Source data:
—————

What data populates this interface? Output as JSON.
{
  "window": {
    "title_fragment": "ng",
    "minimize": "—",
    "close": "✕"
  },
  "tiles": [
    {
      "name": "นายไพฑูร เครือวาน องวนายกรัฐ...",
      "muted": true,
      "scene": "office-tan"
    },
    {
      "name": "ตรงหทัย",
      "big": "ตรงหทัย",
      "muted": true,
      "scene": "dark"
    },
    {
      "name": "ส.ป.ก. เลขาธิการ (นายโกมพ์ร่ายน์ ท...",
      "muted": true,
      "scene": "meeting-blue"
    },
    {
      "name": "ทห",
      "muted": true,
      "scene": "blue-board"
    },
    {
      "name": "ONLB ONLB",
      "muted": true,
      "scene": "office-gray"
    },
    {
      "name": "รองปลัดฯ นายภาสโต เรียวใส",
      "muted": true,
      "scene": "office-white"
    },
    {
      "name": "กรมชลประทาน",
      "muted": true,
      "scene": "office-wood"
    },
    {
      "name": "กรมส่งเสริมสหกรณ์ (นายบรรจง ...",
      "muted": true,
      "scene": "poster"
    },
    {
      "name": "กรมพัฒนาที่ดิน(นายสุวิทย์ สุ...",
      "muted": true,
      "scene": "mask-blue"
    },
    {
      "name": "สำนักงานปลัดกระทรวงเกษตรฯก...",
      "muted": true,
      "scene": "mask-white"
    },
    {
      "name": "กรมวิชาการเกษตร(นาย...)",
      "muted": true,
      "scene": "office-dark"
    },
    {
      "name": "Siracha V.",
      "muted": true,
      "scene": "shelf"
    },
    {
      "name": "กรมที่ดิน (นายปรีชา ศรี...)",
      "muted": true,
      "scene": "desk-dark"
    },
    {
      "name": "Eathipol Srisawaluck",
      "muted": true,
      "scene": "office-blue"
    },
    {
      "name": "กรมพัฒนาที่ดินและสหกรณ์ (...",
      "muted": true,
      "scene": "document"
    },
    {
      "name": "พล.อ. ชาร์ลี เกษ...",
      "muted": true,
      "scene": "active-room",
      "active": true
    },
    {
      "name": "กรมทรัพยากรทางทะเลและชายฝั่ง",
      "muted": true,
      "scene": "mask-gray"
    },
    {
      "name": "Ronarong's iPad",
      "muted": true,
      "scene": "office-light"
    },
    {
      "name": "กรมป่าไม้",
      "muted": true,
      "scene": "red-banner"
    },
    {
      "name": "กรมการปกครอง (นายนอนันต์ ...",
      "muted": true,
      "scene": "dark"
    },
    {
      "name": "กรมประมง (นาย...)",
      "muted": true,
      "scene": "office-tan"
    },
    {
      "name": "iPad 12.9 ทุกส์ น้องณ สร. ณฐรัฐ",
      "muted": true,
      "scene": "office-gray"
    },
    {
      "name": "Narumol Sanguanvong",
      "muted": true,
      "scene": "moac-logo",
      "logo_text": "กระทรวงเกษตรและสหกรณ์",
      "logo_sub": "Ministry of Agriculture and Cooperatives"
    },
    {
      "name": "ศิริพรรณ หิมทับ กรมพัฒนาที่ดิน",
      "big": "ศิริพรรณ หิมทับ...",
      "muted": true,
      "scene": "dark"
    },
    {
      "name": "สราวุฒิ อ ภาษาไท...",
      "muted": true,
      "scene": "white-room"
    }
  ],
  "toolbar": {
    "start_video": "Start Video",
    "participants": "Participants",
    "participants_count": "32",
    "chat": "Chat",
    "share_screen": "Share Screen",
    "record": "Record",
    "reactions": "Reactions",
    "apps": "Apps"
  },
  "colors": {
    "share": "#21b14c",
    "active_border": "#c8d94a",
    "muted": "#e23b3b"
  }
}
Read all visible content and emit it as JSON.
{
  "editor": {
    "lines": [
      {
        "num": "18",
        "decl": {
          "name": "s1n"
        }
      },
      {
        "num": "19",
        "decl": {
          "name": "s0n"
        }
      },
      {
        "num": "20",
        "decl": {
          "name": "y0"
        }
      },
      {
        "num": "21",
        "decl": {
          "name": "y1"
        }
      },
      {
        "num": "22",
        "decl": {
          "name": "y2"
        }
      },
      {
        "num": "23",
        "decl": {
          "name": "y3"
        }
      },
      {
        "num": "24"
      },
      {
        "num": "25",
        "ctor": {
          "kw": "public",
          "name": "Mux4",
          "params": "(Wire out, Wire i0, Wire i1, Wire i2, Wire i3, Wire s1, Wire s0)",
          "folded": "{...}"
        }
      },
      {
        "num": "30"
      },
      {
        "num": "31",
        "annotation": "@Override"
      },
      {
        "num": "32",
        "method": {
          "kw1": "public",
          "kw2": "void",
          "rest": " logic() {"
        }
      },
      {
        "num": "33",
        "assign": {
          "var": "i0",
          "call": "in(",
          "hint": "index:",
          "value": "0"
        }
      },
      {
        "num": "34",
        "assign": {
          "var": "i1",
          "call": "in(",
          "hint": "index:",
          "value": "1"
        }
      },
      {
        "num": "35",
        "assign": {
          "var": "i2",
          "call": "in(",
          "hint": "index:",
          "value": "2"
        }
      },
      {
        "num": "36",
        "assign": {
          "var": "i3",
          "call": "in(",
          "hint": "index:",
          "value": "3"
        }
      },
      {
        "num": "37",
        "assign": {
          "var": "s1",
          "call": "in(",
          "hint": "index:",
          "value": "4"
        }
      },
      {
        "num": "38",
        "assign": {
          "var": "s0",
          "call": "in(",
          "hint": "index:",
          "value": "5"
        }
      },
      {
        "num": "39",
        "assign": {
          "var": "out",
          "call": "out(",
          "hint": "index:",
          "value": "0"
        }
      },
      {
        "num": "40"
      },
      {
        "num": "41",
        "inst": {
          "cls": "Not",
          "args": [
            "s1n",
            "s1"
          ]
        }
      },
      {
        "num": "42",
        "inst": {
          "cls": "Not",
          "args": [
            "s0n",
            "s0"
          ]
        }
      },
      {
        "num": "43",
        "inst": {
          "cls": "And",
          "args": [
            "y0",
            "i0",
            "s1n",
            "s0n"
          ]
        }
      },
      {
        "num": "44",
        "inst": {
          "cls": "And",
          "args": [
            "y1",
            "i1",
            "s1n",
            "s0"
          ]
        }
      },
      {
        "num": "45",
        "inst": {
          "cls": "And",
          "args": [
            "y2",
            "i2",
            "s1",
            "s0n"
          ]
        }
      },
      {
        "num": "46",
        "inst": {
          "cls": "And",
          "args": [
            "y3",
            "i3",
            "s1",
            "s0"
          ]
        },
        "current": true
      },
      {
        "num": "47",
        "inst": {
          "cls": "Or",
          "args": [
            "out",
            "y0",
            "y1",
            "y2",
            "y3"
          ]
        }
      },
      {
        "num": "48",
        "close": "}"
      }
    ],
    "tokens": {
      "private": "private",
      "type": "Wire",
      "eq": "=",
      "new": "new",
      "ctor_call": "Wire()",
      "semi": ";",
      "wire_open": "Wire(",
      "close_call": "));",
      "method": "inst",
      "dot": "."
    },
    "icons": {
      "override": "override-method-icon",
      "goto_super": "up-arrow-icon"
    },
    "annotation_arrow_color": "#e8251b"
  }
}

—————

Give an exact copy of all the data shown above.

What data populates this interface? Output as JSON.
{
  "window": {
    "title_fragment": "ng",
    "minimize": "—",
    "close": "✕"
  },
  "tiles": [
    {
      "name": "นายไพฑูร เครือวาน องวนายกรัฐ...",
      "muted": true,
      "scene": "office-tan"
    },
    {
      "name": "ตรงหทัย",
      "big": "ตรงหทัย",
      "muted": true,
      "scene": "dark"
    },
    {
      "name": "ส.ป.ก. เลขาธิการ (นายโกมพ์ร่ายน์ ท...",
      "muted": true,
      "scene": "meeting-blue"
    },
    {
      "name": "ทห",
      "muted": true,
      "scene": "blue-board"
    },
    {
      "name": "ONLB ONLB",
      "muted": true,
      "scene": "office-gray"
    },
    {
      "name": "รองปลัดฯ นายภาสโต เรียวใส",
      "muted": true,
      "scene": "office-white"
    },
    {
      "name": "กรมชลประทาน",
      "muted": true,
      "scene": "office-wood"
    },
    {
      "name": "กรมส่งเสริมสหกรณ์ (นายบรรจง ...",
      "muted": true,
      "scene": "poster"
    },
    {
      "name": "กรมพัฒนาที่ดิน(นายสุวิทย์ สุ...",
      "muted": true,
      "scene": "mask-blue"
    },
    {
      "name": "สำนักงานปลัดกระทรวงเกษตรฯก...",
      "muted": true,
      "scene": "mask-white"
    },
    {
      "name": "กรมวิชาการเกษตร(นาย...)",
      "muted": true,
      "scene": "office-dark"
    },
    {
      "name": "Siracha V.",
      "muted": true,
      "scene": "shelf"
    },
    {
      "name": "กรมที่ดิน (นายปรีชา ศรี...)",
      "muted": true,
      "scene": "desk-dark"
    },
    {
      "name": "Eathipol Srisawaluck",
      "muted": true,
      "scene": "office-blue"
    },
    {
      "name": "กรมพัฒนาที่ดินและสหกรณ์ (...",
      "muted": true,
      "scene": "document"
    },
    {
      "name": "พล.อ. ชาร์ลี เกษ...",
      "muted": true,
      "scene": "active-room",
      "active": true
    },
    {
      "name": "กรมทรัพยากรทางทะเลและชายฝั่ง",
      "muted": true,
      "scene": "mask-gray"
    },
    {
      "name": "Ronarong's iPad",
      "muted": true,
      "scene": "office-light"
    },
    {
      "name": "กรมป่าไม้",
      "muted": true,
      "scene": "red-banner"
    },
    {
      "name": "กรมการปกครอง (นายนอนันต์ ...",
      "muted": true,
      "scene": "dark"
    },
    {
      "name": "กรมประมง (นาย...)",
      "muted": true,
      "scene": "office-tan"
    },
    {
      "name": "iPad 12.9 ทุกส์ น้องณ สร. ณฐรัฐ",
      "muted": true,
      "scene": "office-gray"
    },
    {
      "name": "Narumol Sanguanvong",
      "muted": true,
      "scene": "moac-logo",
      "logo_text": "กระทรวงเกษตรและสหกรณ์",
      "logo_sub": "Ministry of Agriculture and Cooperatives"
    },
    {
      "name": "ศิริพรรณ หิมทับ กรมพัฒนาที่ดิน",
      "big": "ศิริพรรณ หิมทับ...",
      "muted": true,
      "scene": "dark"
    },
    {
      "name": "สราวุฒิ อ ภาษาไท...",
      "muted": true,
      "scene": "white-room"
    }
  ],
  "toolbar": {
    "start_video": "Start Video",
    "participants": "Participants",
    "participants_count": "32",
    "chat": "Chat",
    "share_screen": "Share Screen",
    "record": "Record",
    "reactions": "Reactions",
    "apps": "Apps"
  },
  "colors": {
    "share": "#21b14c",
    "active_border": "#c8d94a",
    "muted": "#e23b3b"
  }
}
Read all visible content and emit it as JSON.
{
  "editor": {
    "lines": [
      {
        "num": "18",
        "decl": {
          "name": "s1n"
        }
      },
      {
        "num": "19",
        "decl": {
          "name": "s0n"
        }
      },
      {
        "num": "20",
        "decl": {
          "name": "y0"
        }
      },
      {
        "num": "21",
        "decl": {
          "name": "y1"
        }
      },
      {
        "num": "22",
        "decl": {
          "name": "y2"
        }
      },
      {
        "num": "23",
        "decl": {
          "name": "y3"
        }
      },
      {
        "num": "24"
      },
      {
        "num": "25",
        "ctor": {
          "kw": "public",
          "name": "Mux4",
          "params": "(Wire out, Wire i0, Wire i1, Wire i2, Wire i3, Wire s1, Wire s0)",
          "folded": "{...}"
        }
      },
      {
        "num": "30"
      },
      {
        "num": "31",
        "annotation": "@Override"
      },
      {
        "num": "32",
        "method": {
          "kw1": "public",
          "kw2": "void",
          "rest": " logic() {"
        }
      },
      {
        "num": "33",
        "assign": {
          "var": "i0",
          "call": "in(",
          "hint": "index:",
          "value": "0"
        }
      },
      {
        "num": "34",
        "assign": {
          "var": "i1",
          "call": "in(",
          "hint": "index:",
          "value": "1"
        }
      },
      {
        "num": "35",
        "assign": {
          "var": "i2",
          "call": "in(",
          "hint": "index:",
          "value": "2"
        }
      },
      {
        "num": "36",
        "assign": {
          "var": "i3",
          "call": "in(",
          "hint": "index:",
          "value": "3"
        }
      },
      {
        "num": "37",
        "assign": {
          "var": "s1",
          "call": "in(",
          "hint": "index:",
          "value": "4"
        }
      },
      {
        "num": "38",
        "assign": {
          "var": "s0",
          "call": "in(",
          "hint": "index:",
          "value": "5"
        }
      },
      {
        "num": "39",
        "assign": {
          "var": "out",
          "call": "out(",
          "hint": "index:",
          "value": "0"
        }
      },
      {
        "num": "40"
      },
      {
        "num": "41",
        "inst": {
          "cls": "Not",
          "args": [
            "s1n",
            "s1"
          ]
        }
      },
      {
        "num": "42",
        "inst": {
          "cls": "Not",
          "args": [
            "s0n",
            "s0"
          ]
        }
      },
      {
        "num": "43",
        "inst": {
          "cls": "And",
          "args": [
            "y0",
            "i0",
            "s1n",
            "s0n"
          ]
        }
      },
      {
        "num": "44",
        "inst": {
          "cls": "And",
          "args": [
            "y1",
            "i1",
            "s1n",
            "s0"
          ]
        }
      },
      {
        "num": "45",
        "inst": {
          "cls": "And",
          "args": [
            "y2",
            "i2",
            "s1",
            "s0n"
          ]
        }
      },
      {
        "num": "46",
        "inst": {
          "cls": "And",
          "args": [
            "y3",
            "i3",
            "s1",
            "s0"
          ]
        },
        "current": true
      },
      {
        "num": "47",
        "inst": {
          "cls": "Or",
          "args": [
            "out",
            "y0",
            "y1",
            "y2",
            "y3"
          ]
        }
      },
      {
        "num": "48",
        "close": "}"
      }
    ],
    "tokens": {
      "private": "private",
      "type": "Wire",
      "eq": "=",
      "new": "new",
      "ctor_call": "Wire()",
      "semi": ";",
      "wire_open": "Wire(",
      "close_call": "));",
      "method": "inst",
      "dot": "."
    },
    "icons": {
      "override": "override-method-icon",
      "goto_super": "up-arrow-icon"
    },
    "annotation_arrow_color": "#e8251b"
  }
}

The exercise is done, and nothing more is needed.